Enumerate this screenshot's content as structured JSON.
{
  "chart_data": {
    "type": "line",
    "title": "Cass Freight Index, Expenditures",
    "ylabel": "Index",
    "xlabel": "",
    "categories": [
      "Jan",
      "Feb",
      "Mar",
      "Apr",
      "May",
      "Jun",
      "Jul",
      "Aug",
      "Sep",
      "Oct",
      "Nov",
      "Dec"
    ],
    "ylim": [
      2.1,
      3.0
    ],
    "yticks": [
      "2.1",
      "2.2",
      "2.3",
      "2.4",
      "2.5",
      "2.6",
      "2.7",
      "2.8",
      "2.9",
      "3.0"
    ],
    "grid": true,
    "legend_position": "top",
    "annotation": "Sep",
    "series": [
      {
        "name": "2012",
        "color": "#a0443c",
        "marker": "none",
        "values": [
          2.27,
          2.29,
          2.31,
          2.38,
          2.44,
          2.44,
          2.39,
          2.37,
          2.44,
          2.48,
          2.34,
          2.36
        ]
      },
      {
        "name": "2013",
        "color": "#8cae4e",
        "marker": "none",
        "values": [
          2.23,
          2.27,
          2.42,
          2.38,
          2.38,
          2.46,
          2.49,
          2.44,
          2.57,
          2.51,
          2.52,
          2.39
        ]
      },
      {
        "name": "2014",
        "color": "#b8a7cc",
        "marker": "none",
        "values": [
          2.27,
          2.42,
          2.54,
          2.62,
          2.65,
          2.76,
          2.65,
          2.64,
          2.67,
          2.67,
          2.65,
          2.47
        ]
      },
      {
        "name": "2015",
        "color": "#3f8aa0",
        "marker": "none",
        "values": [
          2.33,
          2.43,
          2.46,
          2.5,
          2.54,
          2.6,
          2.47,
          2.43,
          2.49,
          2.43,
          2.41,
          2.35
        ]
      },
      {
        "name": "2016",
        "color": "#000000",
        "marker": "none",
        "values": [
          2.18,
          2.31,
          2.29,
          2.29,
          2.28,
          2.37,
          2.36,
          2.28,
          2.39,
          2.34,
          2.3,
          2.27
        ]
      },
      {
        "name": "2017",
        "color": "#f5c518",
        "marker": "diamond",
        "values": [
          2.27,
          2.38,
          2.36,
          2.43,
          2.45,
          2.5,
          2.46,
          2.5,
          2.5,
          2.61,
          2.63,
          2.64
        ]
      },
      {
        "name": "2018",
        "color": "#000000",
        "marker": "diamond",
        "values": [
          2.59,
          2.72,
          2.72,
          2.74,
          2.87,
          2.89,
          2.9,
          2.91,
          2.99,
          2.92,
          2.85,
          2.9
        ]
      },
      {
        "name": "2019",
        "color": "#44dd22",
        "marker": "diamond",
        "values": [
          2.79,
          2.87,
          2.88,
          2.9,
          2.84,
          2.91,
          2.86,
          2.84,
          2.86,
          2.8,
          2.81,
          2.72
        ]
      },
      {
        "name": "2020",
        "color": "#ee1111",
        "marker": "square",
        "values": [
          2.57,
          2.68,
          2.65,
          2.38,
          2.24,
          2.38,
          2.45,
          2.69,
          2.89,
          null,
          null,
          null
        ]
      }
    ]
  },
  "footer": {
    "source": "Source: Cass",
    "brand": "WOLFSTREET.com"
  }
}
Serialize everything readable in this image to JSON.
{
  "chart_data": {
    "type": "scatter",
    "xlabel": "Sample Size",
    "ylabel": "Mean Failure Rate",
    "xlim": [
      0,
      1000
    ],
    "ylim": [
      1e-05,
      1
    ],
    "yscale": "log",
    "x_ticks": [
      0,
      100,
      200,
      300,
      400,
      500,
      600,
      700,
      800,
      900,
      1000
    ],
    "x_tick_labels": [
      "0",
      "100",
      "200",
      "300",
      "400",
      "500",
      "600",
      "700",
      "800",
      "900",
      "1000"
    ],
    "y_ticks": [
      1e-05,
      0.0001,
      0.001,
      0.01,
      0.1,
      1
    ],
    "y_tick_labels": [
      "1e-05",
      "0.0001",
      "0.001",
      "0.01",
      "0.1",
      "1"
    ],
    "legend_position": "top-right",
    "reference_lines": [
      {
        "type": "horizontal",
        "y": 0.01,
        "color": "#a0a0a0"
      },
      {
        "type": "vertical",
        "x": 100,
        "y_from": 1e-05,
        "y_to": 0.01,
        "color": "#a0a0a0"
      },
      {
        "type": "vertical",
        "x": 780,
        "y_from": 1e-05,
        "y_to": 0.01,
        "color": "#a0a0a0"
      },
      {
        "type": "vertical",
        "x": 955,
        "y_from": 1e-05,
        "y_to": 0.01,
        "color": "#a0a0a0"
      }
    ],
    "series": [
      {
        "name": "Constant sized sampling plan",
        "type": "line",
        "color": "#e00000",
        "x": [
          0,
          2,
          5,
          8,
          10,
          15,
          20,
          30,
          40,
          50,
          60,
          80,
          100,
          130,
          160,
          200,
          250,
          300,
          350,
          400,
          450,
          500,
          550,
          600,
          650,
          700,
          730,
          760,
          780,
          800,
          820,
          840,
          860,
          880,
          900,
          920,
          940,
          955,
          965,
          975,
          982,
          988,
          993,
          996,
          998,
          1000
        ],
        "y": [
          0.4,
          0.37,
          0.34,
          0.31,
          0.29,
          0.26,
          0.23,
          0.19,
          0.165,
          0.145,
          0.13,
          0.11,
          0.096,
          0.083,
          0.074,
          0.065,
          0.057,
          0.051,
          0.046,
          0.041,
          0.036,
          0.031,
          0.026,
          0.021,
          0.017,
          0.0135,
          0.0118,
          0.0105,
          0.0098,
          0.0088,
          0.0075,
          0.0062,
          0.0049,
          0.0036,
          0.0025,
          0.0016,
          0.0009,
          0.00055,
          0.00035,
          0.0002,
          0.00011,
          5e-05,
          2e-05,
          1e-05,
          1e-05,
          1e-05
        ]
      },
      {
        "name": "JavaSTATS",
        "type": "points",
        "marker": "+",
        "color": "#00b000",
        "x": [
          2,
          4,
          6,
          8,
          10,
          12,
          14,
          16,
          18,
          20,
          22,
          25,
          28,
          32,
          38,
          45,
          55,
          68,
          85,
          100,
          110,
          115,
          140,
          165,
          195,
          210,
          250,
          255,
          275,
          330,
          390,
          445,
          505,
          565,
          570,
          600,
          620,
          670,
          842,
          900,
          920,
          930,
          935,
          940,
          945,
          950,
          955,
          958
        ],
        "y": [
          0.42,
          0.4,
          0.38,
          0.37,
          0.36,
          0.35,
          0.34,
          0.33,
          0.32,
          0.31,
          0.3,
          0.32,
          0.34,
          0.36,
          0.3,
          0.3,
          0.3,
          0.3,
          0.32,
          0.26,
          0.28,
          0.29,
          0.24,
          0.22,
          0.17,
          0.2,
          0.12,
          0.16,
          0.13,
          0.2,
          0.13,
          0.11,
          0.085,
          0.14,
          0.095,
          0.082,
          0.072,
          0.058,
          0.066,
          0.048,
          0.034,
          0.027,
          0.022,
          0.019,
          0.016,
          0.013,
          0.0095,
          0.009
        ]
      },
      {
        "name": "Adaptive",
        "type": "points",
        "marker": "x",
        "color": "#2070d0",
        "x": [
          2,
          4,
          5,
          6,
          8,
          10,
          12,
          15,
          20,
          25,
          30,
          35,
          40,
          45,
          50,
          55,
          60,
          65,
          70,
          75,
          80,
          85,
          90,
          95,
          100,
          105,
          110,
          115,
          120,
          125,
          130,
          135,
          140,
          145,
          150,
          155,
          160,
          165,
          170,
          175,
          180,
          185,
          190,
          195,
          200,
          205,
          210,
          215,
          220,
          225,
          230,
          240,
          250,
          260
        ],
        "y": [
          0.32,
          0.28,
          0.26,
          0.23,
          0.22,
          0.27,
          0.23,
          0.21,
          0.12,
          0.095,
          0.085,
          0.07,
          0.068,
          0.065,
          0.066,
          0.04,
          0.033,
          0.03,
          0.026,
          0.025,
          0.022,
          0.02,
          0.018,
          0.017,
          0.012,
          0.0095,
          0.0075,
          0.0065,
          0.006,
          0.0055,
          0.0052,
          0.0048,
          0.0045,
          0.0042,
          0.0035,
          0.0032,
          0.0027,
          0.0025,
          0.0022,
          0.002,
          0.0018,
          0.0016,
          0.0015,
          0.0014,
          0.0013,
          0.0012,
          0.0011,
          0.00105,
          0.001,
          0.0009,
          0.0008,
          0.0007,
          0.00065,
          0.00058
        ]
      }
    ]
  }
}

Set problem: Say the number of lines in the records above that include the string "Index", and no more.

Output: 2